## Goal
Copy every line in which the string "安装印刷盘的轴" occurs.
▬▬▬
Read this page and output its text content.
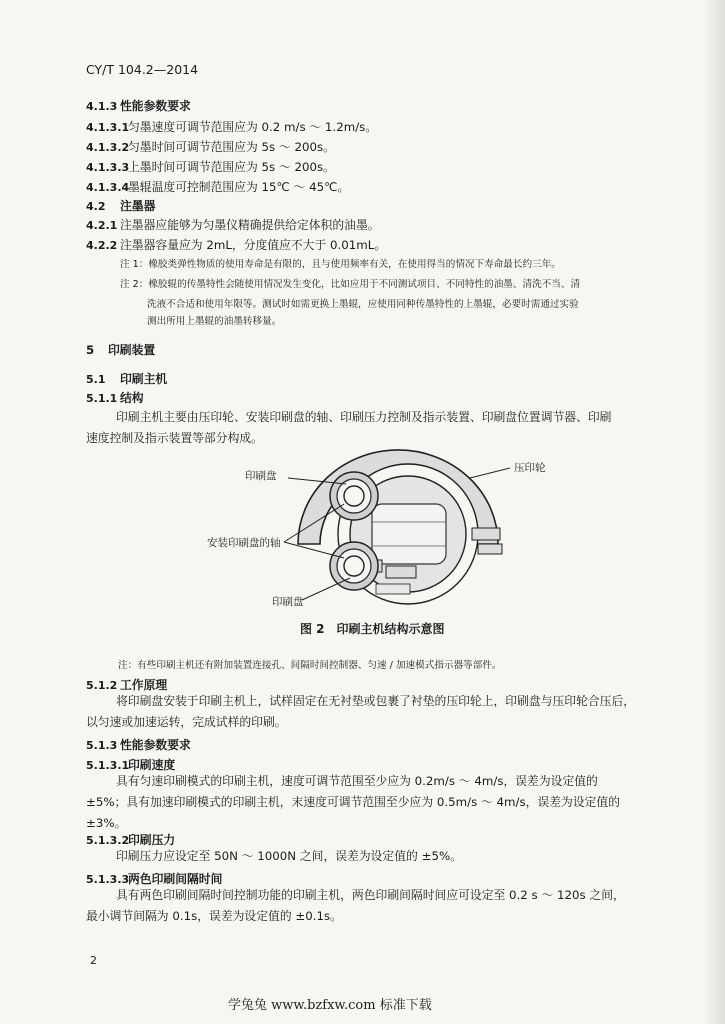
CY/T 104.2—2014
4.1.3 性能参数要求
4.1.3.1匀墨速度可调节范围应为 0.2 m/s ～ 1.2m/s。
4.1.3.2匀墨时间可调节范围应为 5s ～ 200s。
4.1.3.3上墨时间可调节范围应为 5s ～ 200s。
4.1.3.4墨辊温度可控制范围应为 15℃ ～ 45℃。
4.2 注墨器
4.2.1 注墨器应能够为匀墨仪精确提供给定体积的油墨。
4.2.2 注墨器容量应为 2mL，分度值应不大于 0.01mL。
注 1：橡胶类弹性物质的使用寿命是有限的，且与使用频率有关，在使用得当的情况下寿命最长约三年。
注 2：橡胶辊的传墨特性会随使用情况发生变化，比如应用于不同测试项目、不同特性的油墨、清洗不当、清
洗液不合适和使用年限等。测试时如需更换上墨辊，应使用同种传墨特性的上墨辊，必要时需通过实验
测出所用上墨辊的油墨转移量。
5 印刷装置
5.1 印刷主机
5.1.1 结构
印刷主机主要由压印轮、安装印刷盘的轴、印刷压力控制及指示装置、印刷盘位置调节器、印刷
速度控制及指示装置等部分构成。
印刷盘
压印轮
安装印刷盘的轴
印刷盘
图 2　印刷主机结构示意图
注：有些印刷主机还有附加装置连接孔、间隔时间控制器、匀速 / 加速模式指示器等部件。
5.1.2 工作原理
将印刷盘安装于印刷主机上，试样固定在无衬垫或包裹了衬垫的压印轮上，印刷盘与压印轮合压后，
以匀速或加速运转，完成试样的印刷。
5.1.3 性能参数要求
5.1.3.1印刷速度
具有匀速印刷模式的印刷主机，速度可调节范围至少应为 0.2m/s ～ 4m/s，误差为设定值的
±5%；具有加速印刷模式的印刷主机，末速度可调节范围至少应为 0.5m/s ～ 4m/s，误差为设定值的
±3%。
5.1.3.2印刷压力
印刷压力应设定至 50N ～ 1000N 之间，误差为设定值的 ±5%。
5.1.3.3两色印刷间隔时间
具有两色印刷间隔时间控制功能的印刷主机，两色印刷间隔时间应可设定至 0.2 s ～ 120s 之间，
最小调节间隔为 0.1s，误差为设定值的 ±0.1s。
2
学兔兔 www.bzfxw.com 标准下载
▬▬▬
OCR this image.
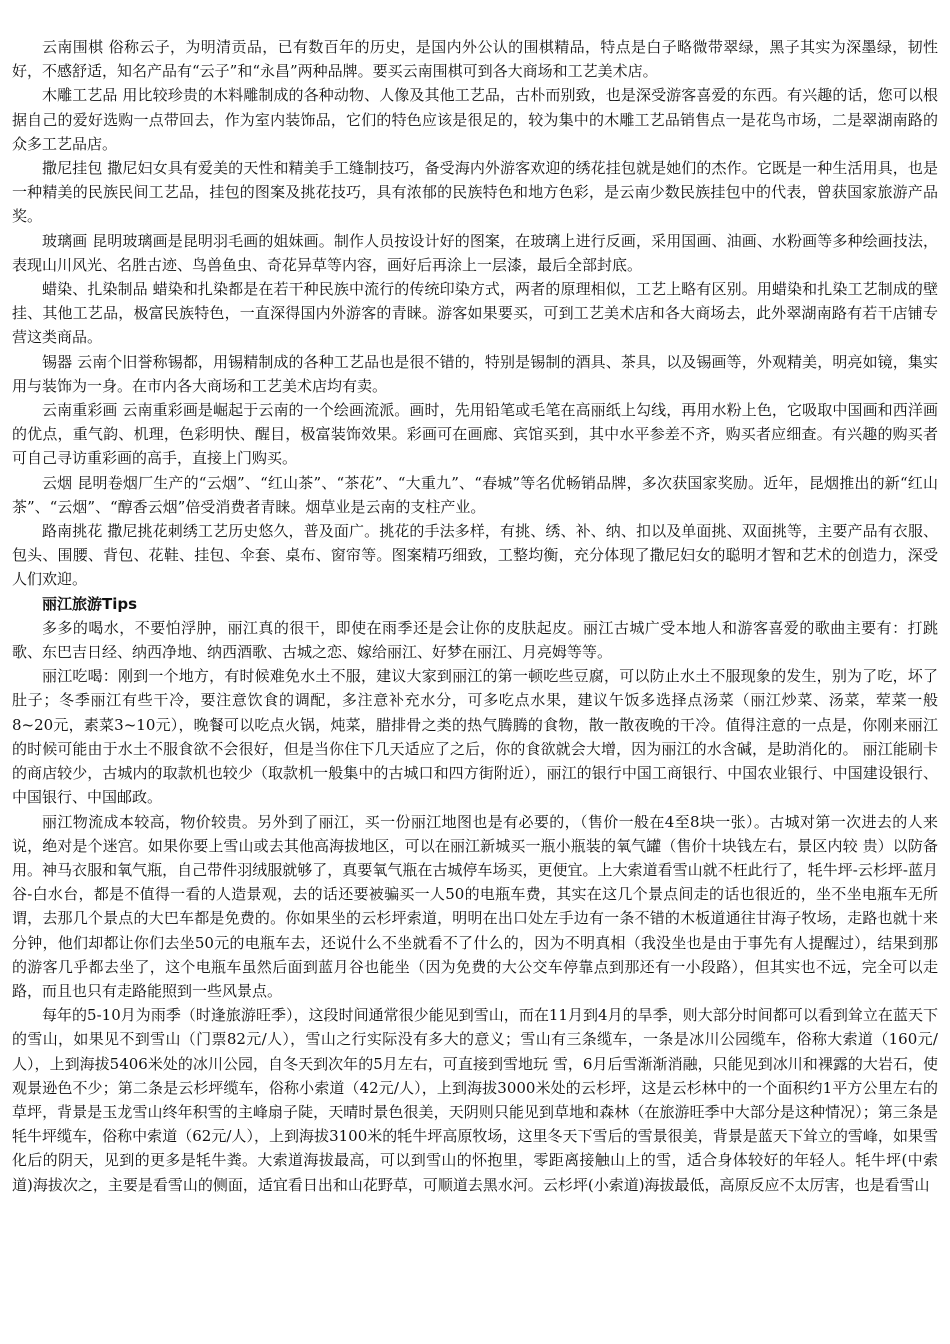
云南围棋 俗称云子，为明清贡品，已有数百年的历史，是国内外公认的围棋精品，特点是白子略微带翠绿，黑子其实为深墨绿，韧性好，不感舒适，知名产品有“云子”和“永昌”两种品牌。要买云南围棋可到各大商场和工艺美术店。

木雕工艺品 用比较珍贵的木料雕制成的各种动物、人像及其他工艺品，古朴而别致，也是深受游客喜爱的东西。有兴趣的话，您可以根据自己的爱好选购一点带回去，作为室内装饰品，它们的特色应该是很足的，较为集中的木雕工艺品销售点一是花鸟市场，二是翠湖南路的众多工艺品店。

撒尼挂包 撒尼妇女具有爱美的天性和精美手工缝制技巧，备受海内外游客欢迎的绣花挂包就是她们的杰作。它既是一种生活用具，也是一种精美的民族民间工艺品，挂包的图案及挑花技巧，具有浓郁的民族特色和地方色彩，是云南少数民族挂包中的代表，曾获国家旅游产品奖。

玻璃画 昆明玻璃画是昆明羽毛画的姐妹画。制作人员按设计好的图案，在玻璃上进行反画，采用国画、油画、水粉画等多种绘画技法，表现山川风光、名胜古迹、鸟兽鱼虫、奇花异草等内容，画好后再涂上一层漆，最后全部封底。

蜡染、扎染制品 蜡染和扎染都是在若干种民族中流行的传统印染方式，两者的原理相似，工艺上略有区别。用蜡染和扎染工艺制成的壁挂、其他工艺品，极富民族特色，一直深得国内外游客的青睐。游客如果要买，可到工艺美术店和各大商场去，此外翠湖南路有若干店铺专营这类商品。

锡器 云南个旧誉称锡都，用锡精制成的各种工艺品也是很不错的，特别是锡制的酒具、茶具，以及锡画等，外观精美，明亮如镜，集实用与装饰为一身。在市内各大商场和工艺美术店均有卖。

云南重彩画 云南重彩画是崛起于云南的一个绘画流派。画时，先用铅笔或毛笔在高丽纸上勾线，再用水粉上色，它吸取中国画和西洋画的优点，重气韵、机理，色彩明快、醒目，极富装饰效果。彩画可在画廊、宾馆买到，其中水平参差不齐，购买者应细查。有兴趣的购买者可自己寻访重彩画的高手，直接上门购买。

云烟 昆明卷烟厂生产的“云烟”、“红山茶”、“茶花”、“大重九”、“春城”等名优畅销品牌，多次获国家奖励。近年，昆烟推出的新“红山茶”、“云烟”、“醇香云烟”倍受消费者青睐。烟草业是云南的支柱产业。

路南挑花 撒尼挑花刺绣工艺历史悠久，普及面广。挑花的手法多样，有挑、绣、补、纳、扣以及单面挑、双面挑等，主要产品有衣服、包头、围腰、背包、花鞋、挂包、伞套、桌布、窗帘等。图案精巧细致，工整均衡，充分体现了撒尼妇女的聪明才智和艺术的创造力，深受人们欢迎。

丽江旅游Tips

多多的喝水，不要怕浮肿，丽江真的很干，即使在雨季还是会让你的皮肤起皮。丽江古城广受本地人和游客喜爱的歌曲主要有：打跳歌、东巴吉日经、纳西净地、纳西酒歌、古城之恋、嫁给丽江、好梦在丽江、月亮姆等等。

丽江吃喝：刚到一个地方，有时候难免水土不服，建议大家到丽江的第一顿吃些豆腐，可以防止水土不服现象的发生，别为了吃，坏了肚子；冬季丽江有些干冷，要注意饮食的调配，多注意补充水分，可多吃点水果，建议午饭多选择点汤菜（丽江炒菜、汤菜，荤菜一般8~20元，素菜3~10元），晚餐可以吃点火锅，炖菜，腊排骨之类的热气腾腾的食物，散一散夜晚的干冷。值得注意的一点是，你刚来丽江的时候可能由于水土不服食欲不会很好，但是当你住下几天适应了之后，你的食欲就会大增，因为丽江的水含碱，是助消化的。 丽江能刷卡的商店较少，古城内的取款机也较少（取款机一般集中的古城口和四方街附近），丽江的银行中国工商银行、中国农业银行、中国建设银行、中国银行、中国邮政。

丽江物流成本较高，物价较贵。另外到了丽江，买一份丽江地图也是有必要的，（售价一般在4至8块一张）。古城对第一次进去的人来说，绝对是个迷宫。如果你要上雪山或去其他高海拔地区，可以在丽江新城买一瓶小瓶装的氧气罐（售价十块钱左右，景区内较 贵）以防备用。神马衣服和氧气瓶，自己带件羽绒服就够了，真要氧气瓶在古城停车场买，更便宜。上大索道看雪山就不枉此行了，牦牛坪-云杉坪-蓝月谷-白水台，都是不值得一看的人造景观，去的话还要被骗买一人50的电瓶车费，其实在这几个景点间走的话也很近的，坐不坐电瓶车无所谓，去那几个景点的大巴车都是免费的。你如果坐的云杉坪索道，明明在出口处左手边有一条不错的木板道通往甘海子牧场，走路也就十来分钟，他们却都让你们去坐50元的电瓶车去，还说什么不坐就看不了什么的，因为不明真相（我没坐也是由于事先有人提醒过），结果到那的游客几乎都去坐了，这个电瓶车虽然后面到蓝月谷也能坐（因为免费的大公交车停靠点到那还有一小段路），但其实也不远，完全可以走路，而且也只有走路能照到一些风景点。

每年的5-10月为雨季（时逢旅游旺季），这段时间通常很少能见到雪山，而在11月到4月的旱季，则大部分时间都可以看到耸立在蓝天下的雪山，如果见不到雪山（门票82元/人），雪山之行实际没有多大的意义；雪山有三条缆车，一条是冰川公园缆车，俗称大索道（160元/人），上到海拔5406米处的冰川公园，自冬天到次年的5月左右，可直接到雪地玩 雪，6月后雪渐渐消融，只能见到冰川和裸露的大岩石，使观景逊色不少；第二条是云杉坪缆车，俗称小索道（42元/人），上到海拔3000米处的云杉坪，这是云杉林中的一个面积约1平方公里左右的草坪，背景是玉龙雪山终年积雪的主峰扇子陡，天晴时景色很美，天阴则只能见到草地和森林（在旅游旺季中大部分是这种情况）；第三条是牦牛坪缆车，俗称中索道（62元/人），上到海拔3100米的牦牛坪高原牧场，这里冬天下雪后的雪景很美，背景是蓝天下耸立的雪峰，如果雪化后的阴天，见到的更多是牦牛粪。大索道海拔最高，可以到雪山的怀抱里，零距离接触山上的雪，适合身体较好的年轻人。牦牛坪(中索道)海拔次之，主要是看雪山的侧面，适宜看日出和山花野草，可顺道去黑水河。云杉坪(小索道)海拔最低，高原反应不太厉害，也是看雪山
▬▬▬
## Output
印刷主机主要由压印轮、安装印刷盘的轴、印刷压力控制及指示装置、印刷盘位置调节器、印刷
安装印刷盘的轴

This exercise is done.